Please print every record below exactly as it appears.

Extracted data entries
▼

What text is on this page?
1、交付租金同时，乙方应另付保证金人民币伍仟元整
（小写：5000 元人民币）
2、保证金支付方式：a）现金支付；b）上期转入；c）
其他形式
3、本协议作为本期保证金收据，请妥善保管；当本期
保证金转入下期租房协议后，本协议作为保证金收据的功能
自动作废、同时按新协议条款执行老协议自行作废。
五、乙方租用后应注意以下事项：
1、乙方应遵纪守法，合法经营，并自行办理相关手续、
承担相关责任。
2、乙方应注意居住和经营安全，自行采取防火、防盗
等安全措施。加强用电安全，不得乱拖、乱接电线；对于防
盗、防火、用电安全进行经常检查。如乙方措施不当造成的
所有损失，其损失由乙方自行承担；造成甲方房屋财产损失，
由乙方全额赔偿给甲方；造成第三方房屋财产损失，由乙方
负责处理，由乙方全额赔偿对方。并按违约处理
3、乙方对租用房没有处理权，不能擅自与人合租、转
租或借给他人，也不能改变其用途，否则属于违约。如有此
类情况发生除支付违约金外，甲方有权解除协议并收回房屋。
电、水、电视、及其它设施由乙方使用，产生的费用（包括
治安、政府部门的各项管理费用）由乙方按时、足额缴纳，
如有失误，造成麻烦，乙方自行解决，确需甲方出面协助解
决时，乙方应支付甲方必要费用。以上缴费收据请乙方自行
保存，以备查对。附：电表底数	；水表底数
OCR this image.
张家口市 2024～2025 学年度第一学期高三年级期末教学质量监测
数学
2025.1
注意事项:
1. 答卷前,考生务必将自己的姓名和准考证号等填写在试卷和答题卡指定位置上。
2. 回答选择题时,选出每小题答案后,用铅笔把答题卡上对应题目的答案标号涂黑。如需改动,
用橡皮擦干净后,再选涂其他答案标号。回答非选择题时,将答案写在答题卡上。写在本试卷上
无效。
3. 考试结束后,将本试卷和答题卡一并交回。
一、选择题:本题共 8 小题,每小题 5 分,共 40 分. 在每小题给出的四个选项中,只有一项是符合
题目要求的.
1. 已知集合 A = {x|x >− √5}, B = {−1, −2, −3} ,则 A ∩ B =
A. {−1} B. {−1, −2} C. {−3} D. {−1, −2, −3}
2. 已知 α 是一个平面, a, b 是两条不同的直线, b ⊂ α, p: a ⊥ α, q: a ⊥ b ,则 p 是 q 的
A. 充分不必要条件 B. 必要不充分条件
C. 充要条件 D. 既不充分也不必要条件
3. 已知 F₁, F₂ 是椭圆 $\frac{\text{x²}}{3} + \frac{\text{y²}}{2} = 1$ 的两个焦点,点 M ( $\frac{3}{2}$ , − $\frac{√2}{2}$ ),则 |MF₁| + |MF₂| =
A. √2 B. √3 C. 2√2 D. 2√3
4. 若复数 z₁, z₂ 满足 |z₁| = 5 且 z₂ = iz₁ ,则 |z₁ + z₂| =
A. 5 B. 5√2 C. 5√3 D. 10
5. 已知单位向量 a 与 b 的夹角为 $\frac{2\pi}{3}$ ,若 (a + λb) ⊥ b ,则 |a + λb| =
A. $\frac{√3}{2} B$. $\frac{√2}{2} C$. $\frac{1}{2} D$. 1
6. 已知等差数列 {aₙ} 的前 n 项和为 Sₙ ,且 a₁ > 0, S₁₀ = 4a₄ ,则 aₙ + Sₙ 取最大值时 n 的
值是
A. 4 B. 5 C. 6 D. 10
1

▲

PROBLEM SOLUTION →
What text is on this page?
1、交付租金同时，乙方应另付保证金人民币伍仟元整
（小写：5000 元人民币）
2、保证金支付方式：a）现金支付；b）上期转入；c）
其他形式
3、本协议作为本期保证金收据，请妥善保管；当本期
保证金转入下期租房协议后，本协议作为保证金收据的功能
自动作废、同时按新协议条款执行老协议自行作废。
五、乙方租用后应注意以下事项：
1、乙方应遵纪守法，合法经营，并自行办理相关手续、
承担相关责任。
2、乙方应注意居住和经营安全，自行采取防火、防盗
等安全措施。加强用电安全，不得乱拖、乱接电线；对于防
盗、防火、用电安全进行经常检查。如乙方措施不当造成的
所有损失，其损失由乙方自行承担；造成甲方房屋财产损失，
由乙方全额赔偿给甲方；造成第三方房屋财产损失，由乙方
负责处理，由乙方全额赔偿对方。并按违约处理
3、乙方对租用房没有处理权，不能擅自与人合租、转
租或借给他人，也不能改变其用途，否则属于违约。如有此
类情况发生除支付违约金外，甲方有权解除协议并收回房屋。
电、水、电视、及其它设施由乙方使用，产生的费用（包括
治安、政府部门的各项管理费用）由乙方按时、足额缴纳，
如有失误，造成麻烦，乙方自行解决，确需甲方出面协助解
决时，乙方应支付甲方必要费用。以上缴费收据请乙方自行
保存，以备查对。附：电表底数	；水表底数
OCR this image.
张家口市 2024～2025 学年度第一学期高三年级期末教学质量监测
数学
2025.1
注意事项:
1. 答卷前,考生务必将自己的姓名和准考证号等填写在试卷和答题卡指定位置上。
2. 回答选择题时,选出每小题答案后,用铅笔把答题卡上对应题目的答案标号涂黑。如需改动,
用橡皮擦干净后,再选涂其他答案标号。回答非选择题时,将答案写在答题卡上。写在本试卷上
无效。
3. 考试结束后,将本试卷和答题卡一并交回。
一、选择题:本题共 8 小题,每小题 5 分,共 40 分. 在每小题给出的四个选项中,只有一项是符合
题目要求的.
1. 已知集合 A = {x|x >− √5}, B = {−1, −2, −3} ,则 A ∩ B =
A. {−1} B. {−1, −2} C. {−3} D. {−1, −2, −3}
2. 已知 α 是一个平面, a, b 是两条不同的直线, b ⊂ α, p: a ⊥ α, q: a ⊥ b ,则 p 是 q 的
A. 充分不必要条件 B. 必要不充分条件
C. 充要条件 D. 既不充分也不必要条件
3. 已知 F₁, F₂ 是椭圆 $\frac{\text{x²}}{3} + \frac{\text{y²}}{2} = 1$ 的两个焦点,点 M ( $\frac{3}{2}$ , − $\frac{√2}{2}$ ),则 |MF₁| + |MF₂| =
A. √2 B. √3 C. 2√2 D. 2√3
4. 若复数 z₁, z₂ 满足 |z₁| = 5 且 z₂ = iz₁ ,则 |z₁ + z₂| =
A. 5 B. 5√2 C. 5√3 D. 10
5. 已知单位向量 a 与 b 的夹角为 $\frac{2\pi}{3}$ ,若 (a + λb) ⊥ b ,则 |a + λb| =
A. $\frac{√3}{2} B$. $\frac{√2}{2} C$. $\frac{1}{2} D$. 1
6. 已知等差数列 {aₙ} 的前 n 项和为 Sₙ ,且 a₁ > 0, S₁₀ = 4a₄ ,则 aₙ + Sₙ 取最大值时 n 的
值是
A. 4 B. 5 C. 6 D. 10
1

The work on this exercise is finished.